### [Written problem]
Restate the records below word for word.

(Entries from a dataset)
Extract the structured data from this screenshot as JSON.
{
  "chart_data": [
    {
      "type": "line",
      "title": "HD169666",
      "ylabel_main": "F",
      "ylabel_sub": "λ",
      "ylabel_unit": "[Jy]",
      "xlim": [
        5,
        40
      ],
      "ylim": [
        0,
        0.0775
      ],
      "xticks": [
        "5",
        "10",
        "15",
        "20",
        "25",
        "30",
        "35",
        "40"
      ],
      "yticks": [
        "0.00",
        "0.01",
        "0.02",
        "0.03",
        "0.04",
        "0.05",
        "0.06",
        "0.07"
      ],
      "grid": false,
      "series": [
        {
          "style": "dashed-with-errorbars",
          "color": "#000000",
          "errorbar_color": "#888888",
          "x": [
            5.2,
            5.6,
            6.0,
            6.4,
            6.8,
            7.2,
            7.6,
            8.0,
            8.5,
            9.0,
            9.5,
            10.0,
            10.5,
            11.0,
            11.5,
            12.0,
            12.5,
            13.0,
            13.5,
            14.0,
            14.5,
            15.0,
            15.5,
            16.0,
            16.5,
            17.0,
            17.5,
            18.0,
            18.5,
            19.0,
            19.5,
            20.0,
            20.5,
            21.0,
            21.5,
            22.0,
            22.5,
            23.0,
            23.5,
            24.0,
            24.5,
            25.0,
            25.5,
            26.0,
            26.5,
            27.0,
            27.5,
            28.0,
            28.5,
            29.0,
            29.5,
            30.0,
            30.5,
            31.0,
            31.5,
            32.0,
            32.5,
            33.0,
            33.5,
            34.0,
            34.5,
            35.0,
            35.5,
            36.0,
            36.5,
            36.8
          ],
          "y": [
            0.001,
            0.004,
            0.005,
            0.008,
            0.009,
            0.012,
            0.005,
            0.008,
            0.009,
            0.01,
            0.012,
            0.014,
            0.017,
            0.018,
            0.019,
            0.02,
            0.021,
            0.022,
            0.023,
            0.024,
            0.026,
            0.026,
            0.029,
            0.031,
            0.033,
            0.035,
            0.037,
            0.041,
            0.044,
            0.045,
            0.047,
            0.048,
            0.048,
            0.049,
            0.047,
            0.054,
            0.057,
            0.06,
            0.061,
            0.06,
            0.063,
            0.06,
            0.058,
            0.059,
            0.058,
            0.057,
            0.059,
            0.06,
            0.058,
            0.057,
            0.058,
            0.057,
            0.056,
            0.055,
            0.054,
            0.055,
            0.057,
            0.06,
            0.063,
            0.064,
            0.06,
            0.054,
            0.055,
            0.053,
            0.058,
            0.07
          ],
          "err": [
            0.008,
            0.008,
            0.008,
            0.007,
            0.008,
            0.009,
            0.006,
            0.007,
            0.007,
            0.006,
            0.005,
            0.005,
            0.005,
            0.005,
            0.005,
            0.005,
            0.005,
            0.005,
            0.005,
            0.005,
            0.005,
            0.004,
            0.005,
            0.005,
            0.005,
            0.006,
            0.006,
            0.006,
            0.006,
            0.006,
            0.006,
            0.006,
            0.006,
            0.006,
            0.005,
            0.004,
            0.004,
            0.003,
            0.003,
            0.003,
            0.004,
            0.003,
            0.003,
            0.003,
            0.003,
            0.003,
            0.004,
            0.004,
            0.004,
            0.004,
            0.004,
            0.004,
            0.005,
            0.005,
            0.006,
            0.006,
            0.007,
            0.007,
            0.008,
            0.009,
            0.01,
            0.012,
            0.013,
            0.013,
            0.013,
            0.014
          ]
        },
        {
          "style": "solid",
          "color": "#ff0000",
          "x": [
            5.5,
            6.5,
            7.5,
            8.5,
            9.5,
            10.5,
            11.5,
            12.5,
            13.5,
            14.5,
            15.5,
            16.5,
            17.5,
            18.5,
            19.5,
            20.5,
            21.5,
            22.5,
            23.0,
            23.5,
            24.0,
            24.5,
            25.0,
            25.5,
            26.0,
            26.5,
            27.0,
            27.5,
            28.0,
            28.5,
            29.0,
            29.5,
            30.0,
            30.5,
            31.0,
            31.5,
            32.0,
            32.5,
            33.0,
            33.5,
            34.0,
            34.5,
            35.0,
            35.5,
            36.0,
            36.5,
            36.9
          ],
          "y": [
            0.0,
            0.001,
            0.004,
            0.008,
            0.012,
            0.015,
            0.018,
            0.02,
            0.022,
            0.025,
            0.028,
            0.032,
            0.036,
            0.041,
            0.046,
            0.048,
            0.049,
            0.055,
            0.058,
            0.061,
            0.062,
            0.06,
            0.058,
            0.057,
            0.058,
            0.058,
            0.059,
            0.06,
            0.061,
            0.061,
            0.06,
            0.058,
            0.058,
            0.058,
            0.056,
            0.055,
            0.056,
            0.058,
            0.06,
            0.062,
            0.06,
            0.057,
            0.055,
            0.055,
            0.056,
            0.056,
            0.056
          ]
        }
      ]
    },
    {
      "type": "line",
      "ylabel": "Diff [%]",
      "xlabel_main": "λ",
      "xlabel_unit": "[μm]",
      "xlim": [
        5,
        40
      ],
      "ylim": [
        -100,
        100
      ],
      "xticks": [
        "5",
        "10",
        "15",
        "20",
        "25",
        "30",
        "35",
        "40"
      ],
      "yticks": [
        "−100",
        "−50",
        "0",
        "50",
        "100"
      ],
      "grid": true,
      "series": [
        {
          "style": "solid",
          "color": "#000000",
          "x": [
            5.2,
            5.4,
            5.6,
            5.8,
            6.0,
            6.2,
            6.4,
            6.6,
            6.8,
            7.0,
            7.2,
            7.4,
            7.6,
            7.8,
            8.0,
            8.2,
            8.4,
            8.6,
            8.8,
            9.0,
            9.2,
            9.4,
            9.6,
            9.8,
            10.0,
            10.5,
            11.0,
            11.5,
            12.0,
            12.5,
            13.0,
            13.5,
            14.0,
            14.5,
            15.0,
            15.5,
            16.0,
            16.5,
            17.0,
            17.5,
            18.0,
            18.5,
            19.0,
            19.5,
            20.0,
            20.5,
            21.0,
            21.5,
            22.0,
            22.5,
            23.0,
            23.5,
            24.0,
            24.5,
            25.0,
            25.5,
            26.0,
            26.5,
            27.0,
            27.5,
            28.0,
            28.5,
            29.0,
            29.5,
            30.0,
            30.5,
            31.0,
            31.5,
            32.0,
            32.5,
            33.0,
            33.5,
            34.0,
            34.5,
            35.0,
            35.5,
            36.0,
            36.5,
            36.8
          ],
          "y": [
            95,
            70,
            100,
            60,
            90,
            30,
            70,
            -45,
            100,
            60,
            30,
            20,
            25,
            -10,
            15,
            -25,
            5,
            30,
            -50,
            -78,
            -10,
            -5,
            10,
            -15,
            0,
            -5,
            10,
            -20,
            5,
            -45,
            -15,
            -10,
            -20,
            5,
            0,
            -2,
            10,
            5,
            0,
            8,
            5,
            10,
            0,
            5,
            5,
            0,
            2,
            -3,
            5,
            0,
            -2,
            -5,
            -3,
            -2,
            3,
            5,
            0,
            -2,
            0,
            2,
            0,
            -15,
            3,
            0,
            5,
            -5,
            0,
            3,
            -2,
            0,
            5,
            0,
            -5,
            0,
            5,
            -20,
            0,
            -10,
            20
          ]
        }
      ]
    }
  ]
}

### [Result below]
Extract the structured data from this screenshot as JSON.
{
  "chart_data": [
    {
      "type": "line",
      "title": "HD169666",
      "ylabel_main": "F",
      "ylabel_sub": "λ",
      "ylabel_unit": "[Jy]",
      "xlim": [
        5,
        40
      ],
      "ylim": [
        0,
        0.0775
      ],
      "xticks": [
        "5",
        "10",
        "15",
        "20",
        "25",
        "30",
        "35",
        "40"
      ],
      "yticks": [
        "0.00",
        "0.01",
        "0.02",
        "0.03",
        "0.04",
        "0.05",
        "0.06",
        "0.07"
      ],
      "grid": false,
      "series": [
        {
          "style": "dashed-with-errorbars",
          "color": "#000000",
          "errorbar_color": "#888888",
          "x": [
            5.2,
            5.6,
            6.0,
            6.4,
            6.8,
            7.2,
            7.6,
            8.0,
            8.5,
            9.0,
            9.5,
            10.0,
            10.5,
            11.0,
            11.5,
            12.0,
            12.5,
            13.0,
            13.5,
            14.0,
            14.5,
            15.0,
            15.5,
            16.0,
            16.5,
            17.0,
            17.5,
            18.0,
            18.5,
            19.0,
            19.5,
            20.0,
            20.5,
            21.0,
            21.5,
            22.0,
            22.5,
            23.0,
            23.5,
            24.0,
            24.5,
            25.0,
            25.5,
            26.0,
            26.5,
            27.0,
            27.5,
            28.0,
            28.5,
            29.0,
            29.5,
            30.0,
            30.5,
            31.0,
            31.5,
            32.0,
            32.5,
            33.0,
            33.5,
            34.0,
            34.5,
            35.0,
            35.5,
            36.0,
            36.5,
            36.8
          ],
          "y": [
            0.001,
            0.004,
            0.005,
            0.008,
            0.009,
            0.012,
            0.005,
            0.008,
            0.009,
            0.01,
            0.012,
            0.014,
            0.017,
            0.018,
            0.019,
            0.02,
            0.021,
            0.022,
            0.023,
            0.024,
            0.026,
            0.026,
            0.029,
            0.031,
            0.033,
            0.035,
            0.037,
            0.041,
            0.044,
            0.045,
            0.047,
            0.048,
            0.048,
            0.049,
            0.047,
            0.054,
            0.057,
            0.06,
            0.061,
            0.06,
            0.063,
            0.06,
            0.058,
            0.059,
            0.058,
            0.057,
            0.059,
            0.06,
            0.058,
            0.057,
            0.058,
            0.057,
            0.056,
            0.055,
            0.054,
            0.055,
            0.057,
            0.06,
            0.063,
            0.064,
            0.06,
            0.054,
            0.055,
            0.053,
            0.058,
            0.07
          ],
          "err": [
            0.008,
            0.008,
            0.008,
            0.007,
            0.008,
            0.009,
            0.006,
            0.007,
            0.007,
            0.006,
            0.005,
            0.005,
            0.005,
            0.005,
            0.005,
            0.005,
            0.005,
            0.005,
            0.005,
            0.005,
            0.005,
            0.004,
            0.005,
            0.005,
            0.005,
            0.006,
            0.006,
            0.006,
            0.006,
            0.006,
            0.006,
            0.006,
            0.006,
            0.006,
            0.005,
            0.004,
            0.004,
            0.003,
            0.003,
            0.003,
            0.004,
            0.003,
            0.003,
            0.003,
            0.003,
            0.003,
            0.004,
            0.004,
            0.004,
            0.004,
            0.004,
            0.004,
            0.005,
            0.005,
            0.006,
            0.006,
            0.007,
            0.007,
            0.008,
            0.009,
            0.01,
            0.012,
            0.013,
            0.013,
            0.013,
            0.014
          ]
        },
        {
          "style": "solid",
          "color": "#ff0000",
          "x": [
            5.5,
            6.5,
            7.5,
            8.5,
            9.5,
            10.5,
            11.5,
            12.5,
            13.5,
            14.5,
            15.5,
            16.5,
            17.5,
            18.5,
            19.5,
            20.5,
            21.5,
            22.5,
            23.0,
            23.5,
            24.0,
            24.5,
            25.0,
            25.5,
            26.0,
            26.5,
            27.0,
            27.5,
            28.0,
            28.5,
            29.0,
            29.5,
            30.0,
            30.5,
            31.0,
            31.5,
            32.0,
            32.5,
            33.0,
            33.5,
            34.0,
            34.5,
            35.0,
            35.5,
            36.0,
            36.5,
            36.9
          ],
          "y": [
            0.0,
            0.001,
            0.004,
            0.008,
            0.012,
            0.015,
            0.018,
            0.02,
            0.022,
            0.025,
            0.028,
            0.032,
            0.036,
            0.041,
            0.046,
            0.048,
            0.049,
            0.055,
            0.058,
            0.061,
            0.062,
            0.06,
            0.058,
            0.057,
            0.058,
            0.058,
            0.059,
            0.06,
            0.061,
            0.061,
            0.06,
            0.058,
            0.058,
            0.058,
            0.056,
            0.055,
            0.056,
            0.058,
            0.06,
            0.062,
            0.06,
            0.057,
            0.055,
            0.055,
            0.056,
            0.056,
            0.056
          ]
        }
      ]
    },
    {
      "type": "line",
      "ylabel": "Diff [%]",
      "xlabel_main": "λ",
      "xlabel_unit": "[μm]",
      "xlim": [
        5,
        40
      ],
      "ylim": [
        -100,
        100
      ],
      "xticks": [
        "5",
        "10",
        "15",
        "20",
        "25",
        "30",
        "35",
        "40"
      ],
      "yticks": [
        "−100",
        "−50",
        "0",
        "50",
        "100"
      ],
      "grid": true,
      "series": [
        {
          "style": "solid",
          "color": "#000000",
          "x": [
            5.2,
            5.4,
            5.6,
            5.8,
            6.0,
            6.2,
            6.4,
            6.6,
            6.8,
            7.0,
            7.2,
            7.4,
            7.6,
            7.8,
            8.0,
            8.2,
            8.4,
            8.6,
            8.8,
            9.0,
            9.2,
            9.4,
            9.6,
            9.8,
            10.0,
            10.5,
            11.0,
            11.5,
            12.0,
            12.5,
            13.0,
            13.5,
            14.0,
            14.5,
            15.0,
            15.5,
            16.0,
            16.5,
            17.0,
            17.5,
            18.0,
            18.5,
            19.0,
            19.5,
            20.0,
            20.5,
            21.0,
            21.5,
            22.0,
            22.5,
            23.0,
            23.5,
            24.0,
            24.5,
            25.0,
            25.5,
            26.0,
            26.5,
            27.0,
            27.5,
            28.0,
            28.5,
            29.0,
            29.5,
            30.0,
            30.5,
            31.0,
            31.5,
            32.0,
            32.5,
            33.0,
            33.5,
            34.0,
            34.5,
            35.0,
            35.5,
            36.0,
            36.5,
            36.8
          ],
          "y": [
            95,
            70,
            100,
            60,
            90,
            30,
            70,
            -45,
            100,
            60,
            30,
            20,
            25,
            -10,
            15,
            -25,
            5,
            30,
            -50,
            -78,
            -10,
            -5,
            10,
            -15,
            0,
            -5,
            10,
            -20,
            5,
            -45,
            -15,
            -10,
            -20,
            5,
            0,
            -2,
            10,
            5,
            0,
            8,
            5,
            10,
            0,
            5,
            5,
            0,
            2,
            -3,
            5,
            0,
            -2,
            -5,
            -3,
            -2,
            3,
            5,
            0,
            -2,
            0,
            2,
            0,
            -15,
            3,
            0,
            5,
            -5,
            0,
            3,
            -2,
            0,
            5,
            0,
            -5,
            0,
            5,
            -20,
            0,
            -10,
            20
          ]
        }
      ]
    }
  ]
}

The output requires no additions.